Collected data

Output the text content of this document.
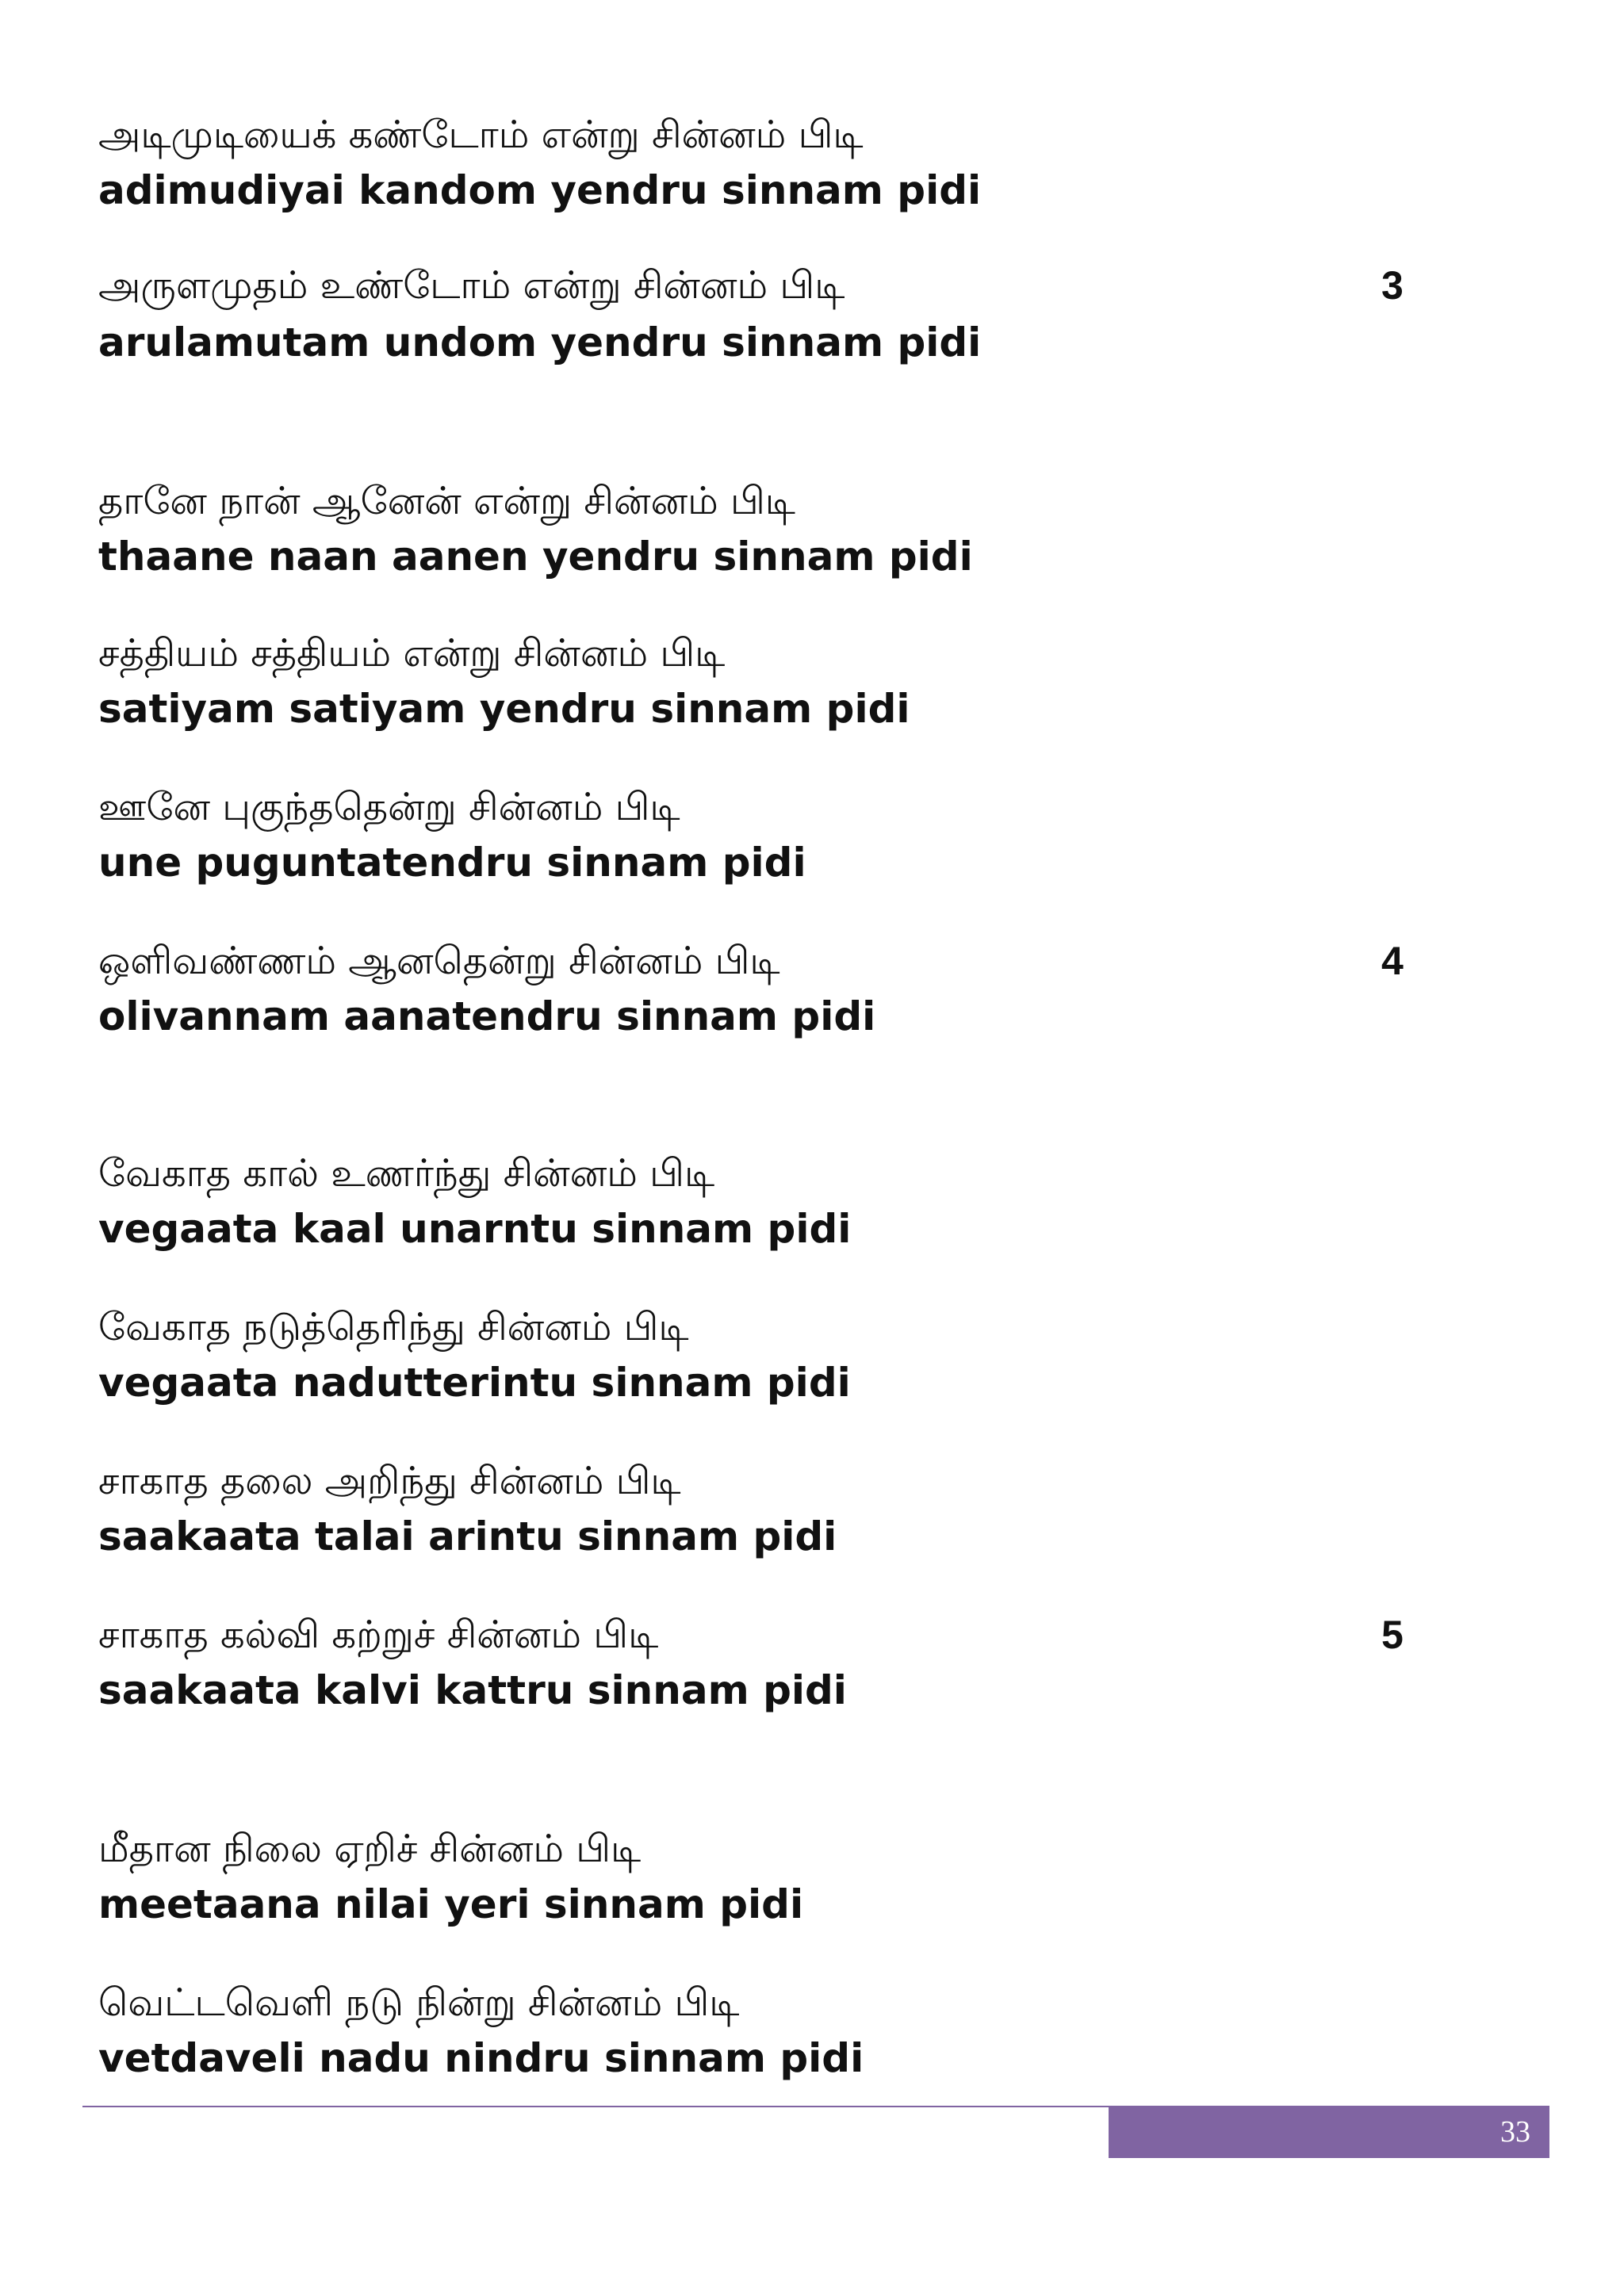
அடிமுடியைக் கண்டோம் என்று சின்னம் பிடி
adimudiyai kandom yendru sinnam pidi
அருளமுதம் உண்டோம் என்று சின்னம் பிடி	3
arulamutam undom yendru sinnam pidi
தானே நான் ஆனேன் என்று சின்னம் பிடி
thaane naan aanen yendru sinnam pidi
சத்தியம் சத்தியம் என்று சின்னம் பிடி
satiyam satiyam yendru sinnam pidi
ஊனே புகுந்ததென்று சின்னம் பிடி
une puguntatendru sinnam pidi
ஒளிவண்ணம் ஆனதென்று சின்னம் பிடி	4
olivannam aanatendru sinnam pidi
வேகாத கால் உணர்ந்து சின்னம் பிடி
vegaata kaal unarntu sinnam pidi
வேகாத நடுத்தெரிந்து சின்னம் பிடி
vegaata nadutterintu sinnam pidi
சாகாத தலை அறிந்து சின்னம் பிடி
saakaata talai arintu sinnam pidi
சாகாத கல்வி கற்றுச் சின்னம் பிடி	5
saakaata kalvi kattru sinnam pidi
மீதான நிலை ஏறிச் சின்னம் பிடி
meetaana nilai yeri sinnam pidi
வெட்டவெளி நடு நின்று சின்னம் பிடி
vetdaveli nadu nindru sinnam pidi
33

> [AIM OF THE TASK] Go through the listing above and quote it exactly, apart from its images.

> [RESPONSE FOR THIS EXERCISE]
Output the text content of this document.
அடிமுடியைக் கண்டோம் என்று சின்னம் பிடி
adimudiyai kandom yendru sinnam pidi
அருளமுதம் உண்டோம் என்று சின்னம் பிடி	3
arulamutam undom yendru sinnam pidi
தானே நான் ஆனேன் என்று சின்னம் பிடி
thaane naan aanen yendru sinnam pidi
சத்தியம் சத்தியம் என்று சின்னம் பிடி
satiyam satiyam yendru sinnam pidi
ஊனே புகுந்ததென்று சின்னம் பிடி
une puguntatendru sinnam pidi
ஒளிவண்ணம் ஆனதென்று சின்னம் பிடி	4
olivannam aanatendru sinnam pidi
வேகாத கால் உணர்ந்து சின்னம் பிடி
vegaata kaal unarntu sinnam pidi
வேகாத நடுத்தெரிந்து சின்னம் பிடி
vegaata nadutterintu sinnam pidi
சாகாத தலை அறிந்து சின்னம் பிடி
saakaata talai arintu sinnam pidi
சாகாத கல்வி கற்றுச் சின்னம் பிடி	5
saakaata kalvi kattru sinnam pidi
மீதான நிலை ஏறிச் சின்னம் பிடி
meetaana nilai yeri sinnam pidi
வெட்டவெளி நடு நின்று சின்னம் பிடி
vetdaveli nadu nindru sinnam pidi
33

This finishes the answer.